**EXERCISE GOAL**
Transcribe every entry word for word, but skip the images.

--- Begin INFORMATION SUPPLIED ---

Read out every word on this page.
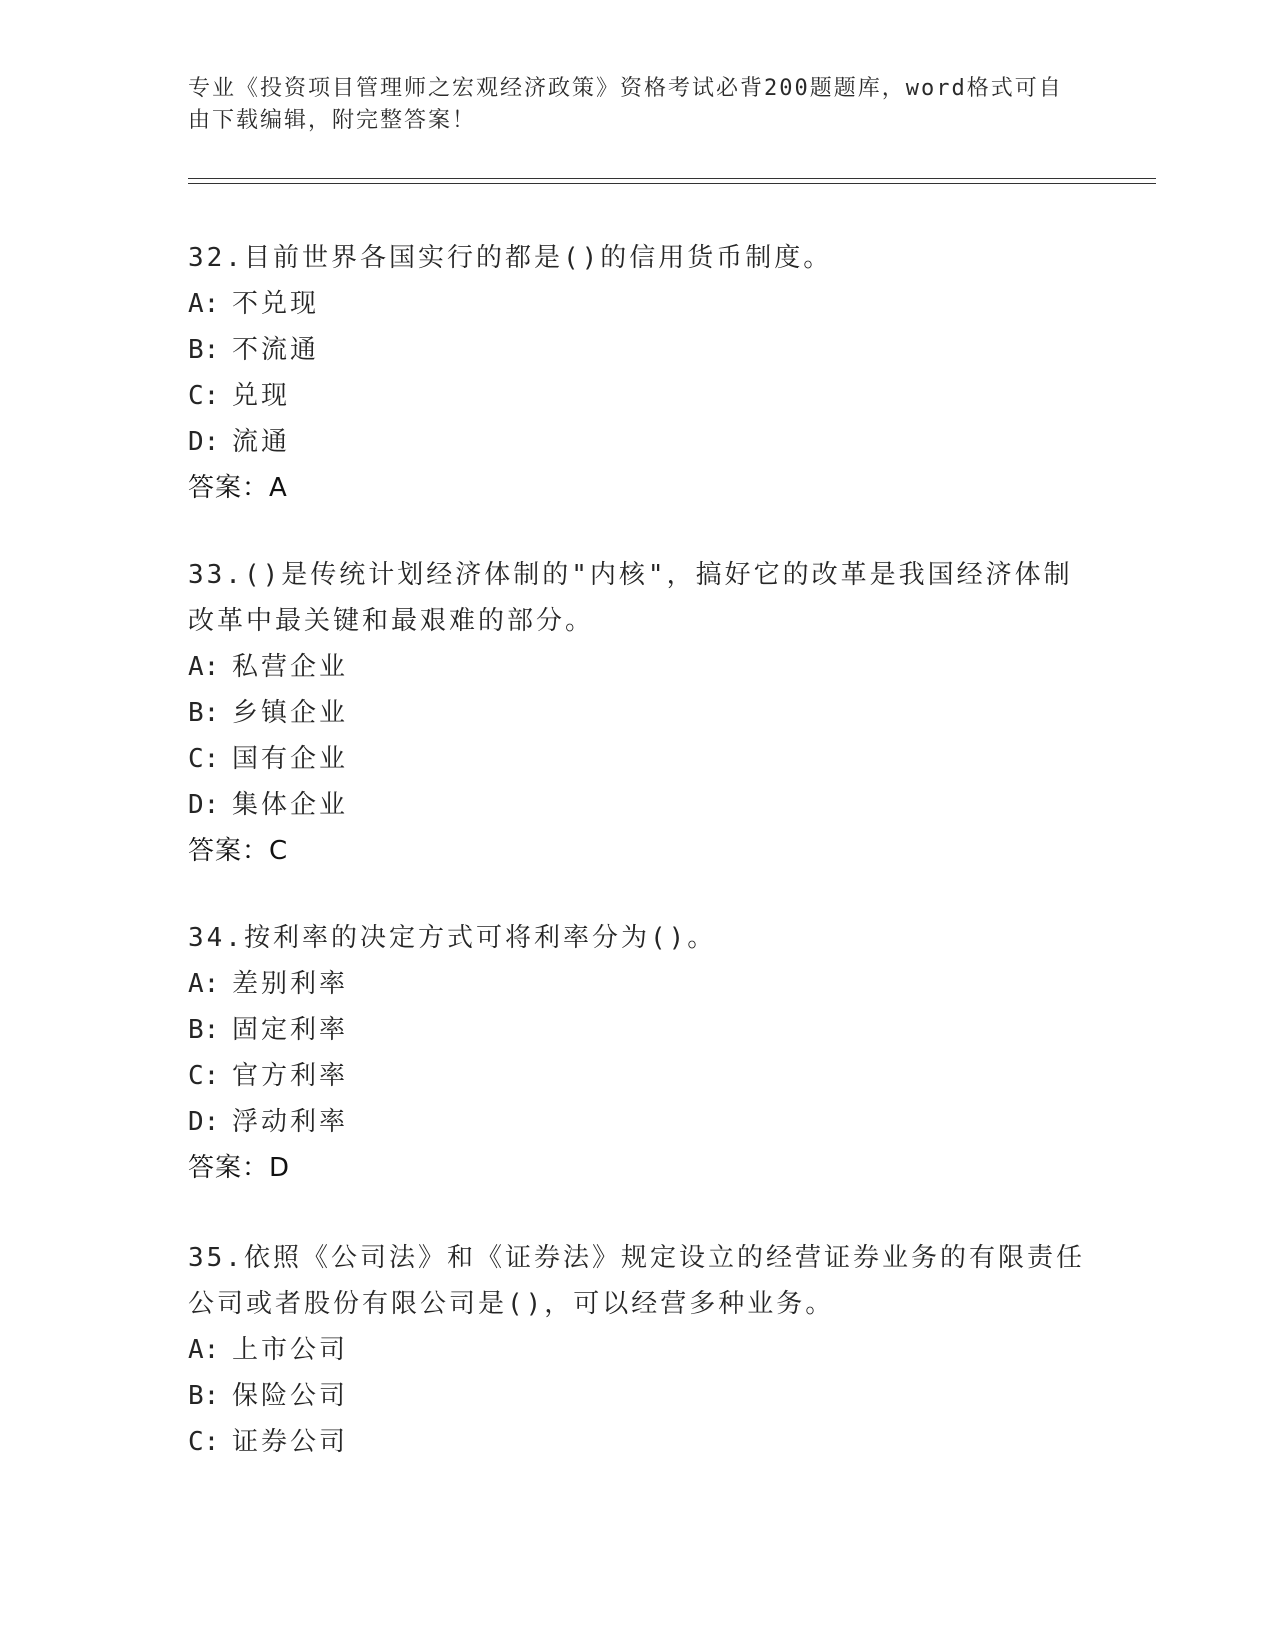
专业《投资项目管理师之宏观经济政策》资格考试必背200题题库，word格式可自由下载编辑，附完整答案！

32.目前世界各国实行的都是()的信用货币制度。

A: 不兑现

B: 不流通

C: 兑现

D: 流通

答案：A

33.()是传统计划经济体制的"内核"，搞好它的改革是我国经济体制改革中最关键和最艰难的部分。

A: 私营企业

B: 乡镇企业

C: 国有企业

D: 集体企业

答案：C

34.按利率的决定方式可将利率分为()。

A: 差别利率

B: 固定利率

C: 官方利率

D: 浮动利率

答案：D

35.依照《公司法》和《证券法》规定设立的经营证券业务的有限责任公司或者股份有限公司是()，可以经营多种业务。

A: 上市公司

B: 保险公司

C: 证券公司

--- End INFORMATION SUPPLIED ---

**FINAL ANSWER**
Read out every word on this page.
专业《投资项目管理师之宏观经济政策》资格考试必背200题题库，word格式可自由下载编辑，附完整答案！

32.目前世界各国实行的都是()的信用货币制度。

A: 不兑现

B: 不流通

C: 兑现

D: 流通

答案：A

33.()是传统计划经济体制的"内核"，搞好它的改革是我国经济体制改革中最关键和最艰难的部分。

A: 私营企业

B: 乡镇企业

C: 国有企业

D: 集体企业

答案：C

34.按利率的决定方式可将利率分为()。

A: 差别利率

B: 固定利率

C: 官方利率

D: 浮动利率

答案：D

35.依照《公司法》和《证券法》规定设立的经营证券业务的有限责任公司或者股份有限公司是()，可以经营多种业务。

A: 上市公司

B: 保险公司

C: 证券公司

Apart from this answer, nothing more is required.